### [DATASET ENTRIES]
++++

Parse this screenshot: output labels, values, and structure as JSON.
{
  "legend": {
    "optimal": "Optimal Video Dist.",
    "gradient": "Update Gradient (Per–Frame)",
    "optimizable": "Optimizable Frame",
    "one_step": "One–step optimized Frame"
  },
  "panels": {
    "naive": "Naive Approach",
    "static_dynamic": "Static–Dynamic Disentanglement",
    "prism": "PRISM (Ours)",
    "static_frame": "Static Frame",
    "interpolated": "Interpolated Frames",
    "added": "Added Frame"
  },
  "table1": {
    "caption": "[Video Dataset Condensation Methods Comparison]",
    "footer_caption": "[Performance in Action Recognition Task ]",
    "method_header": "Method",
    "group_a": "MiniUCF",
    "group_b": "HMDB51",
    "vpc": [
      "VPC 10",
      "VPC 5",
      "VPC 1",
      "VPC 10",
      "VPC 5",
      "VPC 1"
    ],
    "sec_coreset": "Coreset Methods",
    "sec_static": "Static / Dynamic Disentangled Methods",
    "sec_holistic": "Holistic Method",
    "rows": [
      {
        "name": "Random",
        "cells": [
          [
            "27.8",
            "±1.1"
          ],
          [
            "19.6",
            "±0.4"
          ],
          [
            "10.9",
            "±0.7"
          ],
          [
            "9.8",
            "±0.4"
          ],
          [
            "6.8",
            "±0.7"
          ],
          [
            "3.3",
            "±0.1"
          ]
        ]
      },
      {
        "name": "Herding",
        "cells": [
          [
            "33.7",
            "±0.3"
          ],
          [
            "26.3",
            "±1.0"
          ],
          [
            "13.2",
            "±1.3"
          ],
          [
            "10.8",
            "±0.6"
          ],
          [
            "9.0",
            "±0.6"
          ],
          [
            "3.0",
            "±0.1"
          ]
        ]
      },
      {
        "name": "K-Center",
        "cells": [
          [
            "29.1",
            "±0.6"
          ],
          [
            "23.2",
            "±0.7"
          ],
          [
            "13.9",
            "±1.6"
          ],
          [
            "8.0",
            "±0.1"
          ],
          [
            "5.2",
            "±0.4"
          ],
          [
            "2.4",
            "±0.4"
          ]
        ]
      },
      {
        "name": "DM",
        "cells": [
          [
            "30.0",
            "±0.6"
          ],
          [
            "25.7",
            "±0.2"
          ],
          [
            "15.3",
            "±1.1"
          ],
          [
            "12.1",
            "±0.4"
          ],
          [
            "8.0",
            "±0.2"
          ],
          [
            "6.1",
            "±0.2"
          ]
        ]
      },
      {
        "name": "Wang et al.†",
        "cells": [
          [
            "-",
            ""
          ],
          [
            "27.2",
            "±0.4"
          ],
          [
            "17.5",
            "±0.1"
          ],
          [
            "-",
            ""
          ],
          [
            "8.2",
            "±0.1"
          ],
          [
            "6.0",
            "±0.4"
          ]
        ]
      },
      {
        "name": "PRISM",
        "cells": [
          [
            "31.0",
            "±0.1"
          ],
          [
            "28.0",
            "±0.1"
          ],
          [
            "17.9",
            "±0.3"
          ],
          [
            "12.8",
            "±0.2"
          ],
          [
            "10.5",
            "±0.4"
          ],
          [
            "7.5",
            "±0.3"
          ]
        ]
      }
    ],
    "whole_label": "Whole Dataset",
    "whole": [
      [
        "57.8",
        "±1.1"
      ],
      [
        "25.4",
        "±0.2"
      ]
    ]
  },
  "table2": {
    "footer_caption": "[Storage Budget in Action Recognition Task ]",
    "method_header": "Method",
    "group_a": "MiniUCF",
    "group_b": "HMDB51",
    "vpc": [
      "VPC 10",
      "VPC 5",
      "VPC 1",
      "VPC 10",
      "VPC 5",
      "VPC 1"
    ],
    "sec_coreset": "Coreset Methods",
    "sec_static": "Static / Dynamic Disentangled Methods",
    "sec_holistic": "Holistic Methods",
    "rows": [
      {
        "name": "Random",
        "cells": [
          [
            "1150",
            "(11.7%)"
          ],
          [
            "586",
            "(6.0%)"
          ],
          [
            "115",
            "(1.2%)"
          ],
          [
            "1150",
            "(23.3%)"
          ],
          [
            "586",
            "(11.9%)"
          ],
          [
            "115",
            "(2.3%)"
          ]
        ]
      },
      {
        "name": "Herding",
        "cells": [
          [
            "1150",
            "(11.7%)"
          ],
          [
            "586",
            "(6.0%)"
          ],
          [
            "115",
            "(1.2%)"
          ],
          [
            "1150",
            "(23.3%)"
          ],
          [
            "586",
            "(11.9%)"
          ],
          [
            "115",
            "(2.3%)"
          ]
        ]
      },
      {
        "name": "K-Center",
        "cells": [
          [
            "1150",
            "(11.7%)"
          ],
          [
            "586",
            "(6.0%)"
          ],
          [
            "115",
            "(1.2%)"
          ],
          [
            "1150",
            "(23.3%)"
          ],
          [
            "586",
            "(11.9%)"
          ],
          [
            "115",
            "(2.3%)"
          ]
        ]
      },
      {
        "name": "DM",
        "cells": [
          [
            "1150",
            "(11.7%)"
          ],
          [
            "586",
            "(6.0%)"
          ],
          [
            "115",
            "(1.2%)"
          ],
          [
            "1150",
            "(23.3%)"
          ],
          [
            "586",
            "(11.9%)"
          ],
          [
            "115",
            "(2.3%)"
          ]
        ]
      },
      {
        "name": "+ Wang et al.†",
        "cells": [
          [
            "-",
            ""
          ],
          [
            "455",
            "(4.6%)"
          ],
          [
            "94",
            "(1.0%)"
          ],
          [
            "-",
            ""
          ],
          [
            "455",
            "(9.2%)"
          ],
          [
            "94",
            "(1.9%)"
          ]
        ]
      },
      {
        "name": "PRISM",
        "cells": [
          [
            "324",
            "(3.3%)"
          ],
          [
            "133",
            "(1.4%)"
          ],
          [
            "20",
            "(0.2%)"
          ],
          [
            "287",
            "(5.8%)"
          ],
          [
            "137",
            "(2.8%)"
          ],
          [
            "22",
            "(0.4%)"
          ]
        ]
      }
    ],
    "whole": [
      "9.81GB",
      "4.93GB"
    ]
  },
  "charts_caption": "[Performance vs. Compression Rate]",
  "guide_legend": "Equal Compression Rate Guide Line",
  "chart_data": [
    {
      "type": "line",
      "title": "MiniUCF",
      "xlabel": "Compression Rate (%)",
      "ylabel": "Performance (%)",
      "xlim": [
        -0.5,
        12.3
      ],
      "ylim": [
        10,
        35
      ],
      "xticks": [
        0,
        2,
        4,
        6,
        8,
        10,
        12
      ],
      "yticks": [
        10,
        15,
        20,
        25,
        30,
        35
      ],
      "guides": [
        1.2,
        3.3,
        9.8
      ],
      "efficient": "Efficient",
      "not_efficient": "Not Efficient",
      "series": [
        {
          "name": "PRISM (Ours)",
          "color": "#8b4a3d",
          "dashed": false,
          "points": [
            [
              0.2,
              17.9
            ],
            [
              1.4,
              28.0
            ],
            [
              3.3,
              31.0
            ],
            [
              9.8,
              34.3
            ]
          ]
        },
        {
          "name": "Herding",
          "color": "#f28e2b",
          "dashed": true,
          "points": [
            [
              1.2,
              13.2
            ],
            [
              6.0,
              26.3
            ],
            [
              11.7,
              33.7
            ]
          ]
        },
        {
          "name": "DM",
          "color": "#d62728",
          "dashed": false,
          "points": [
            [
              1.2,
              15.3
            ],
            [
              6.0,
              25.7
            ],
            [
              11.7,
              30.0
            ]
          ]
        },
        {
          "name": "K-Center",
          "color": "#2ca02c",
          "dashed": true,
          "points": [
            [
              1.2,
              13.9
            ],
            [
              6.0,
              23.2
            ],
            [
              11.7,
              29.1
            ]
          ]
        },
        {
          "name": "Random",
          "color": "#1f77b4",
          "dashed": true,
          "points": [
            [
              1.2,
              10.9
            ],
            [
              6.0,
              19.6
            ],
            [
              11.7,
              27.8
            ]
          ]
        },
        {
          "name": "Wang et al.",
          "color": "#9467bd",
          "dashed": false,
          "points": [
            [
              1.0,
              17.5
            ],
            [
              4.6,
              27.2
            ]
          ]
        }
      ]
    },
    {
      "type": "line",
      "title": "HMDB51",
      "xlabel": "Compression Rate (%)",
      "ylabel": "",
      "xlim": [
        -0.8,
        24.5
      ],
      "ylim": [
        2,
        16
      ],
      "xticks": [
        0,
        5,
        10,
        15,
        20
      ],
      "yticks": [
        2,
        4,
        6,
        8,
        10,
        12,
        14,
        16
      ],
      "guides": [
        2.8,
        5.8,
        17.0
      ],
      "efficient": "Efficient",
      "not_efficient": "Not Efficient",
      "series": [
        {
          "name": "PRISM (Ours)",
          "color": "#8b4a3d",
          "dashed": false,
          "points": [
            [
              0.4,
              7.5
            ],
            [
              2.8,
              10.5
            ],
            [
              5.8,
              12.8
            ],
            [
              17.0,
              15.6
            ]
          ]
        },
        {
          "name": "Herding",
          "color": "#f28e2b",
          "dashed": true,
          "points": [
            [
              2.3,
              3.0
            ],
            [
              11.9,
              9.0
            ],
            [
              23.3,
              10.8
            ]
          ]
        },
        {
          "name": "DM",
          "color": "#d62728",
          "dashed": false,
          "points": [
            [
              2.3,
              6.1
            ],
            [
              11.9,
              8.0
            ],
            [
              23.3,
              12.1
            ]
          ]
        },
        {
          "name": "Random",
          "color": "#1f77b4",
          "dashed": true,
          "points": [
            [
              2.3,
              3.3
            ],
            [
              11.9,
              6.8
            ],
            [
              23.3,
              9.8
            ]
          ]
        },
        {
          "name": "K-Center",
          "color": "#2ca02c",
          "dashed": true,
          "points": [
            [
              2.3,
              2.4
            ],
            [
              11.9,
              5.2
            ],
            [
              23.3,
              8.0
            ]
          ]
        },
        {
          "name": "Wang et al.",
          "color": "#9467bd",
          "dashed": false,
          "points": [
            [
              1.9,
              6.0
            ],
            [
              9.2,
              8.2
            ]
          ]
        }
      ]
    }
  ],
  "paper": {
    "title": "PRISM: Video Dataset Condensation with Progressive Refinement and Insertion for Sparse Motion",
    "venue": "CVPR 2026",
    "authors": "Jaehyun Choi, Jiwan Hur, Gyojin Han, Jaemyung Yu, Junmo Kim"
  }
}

++++

### [SHORT EXERCISE]
Pull out every line in the data above that has the word "Compression".

### [RESULT BELOW]
  "charts_caption": "[Performance vs. Compression Rate]",
  "guide_legend": "Equal Compression Rate Guide Line",
      "xlabel": "Compression Rate (%)",
      "xlabel": "Compression Rate (%)",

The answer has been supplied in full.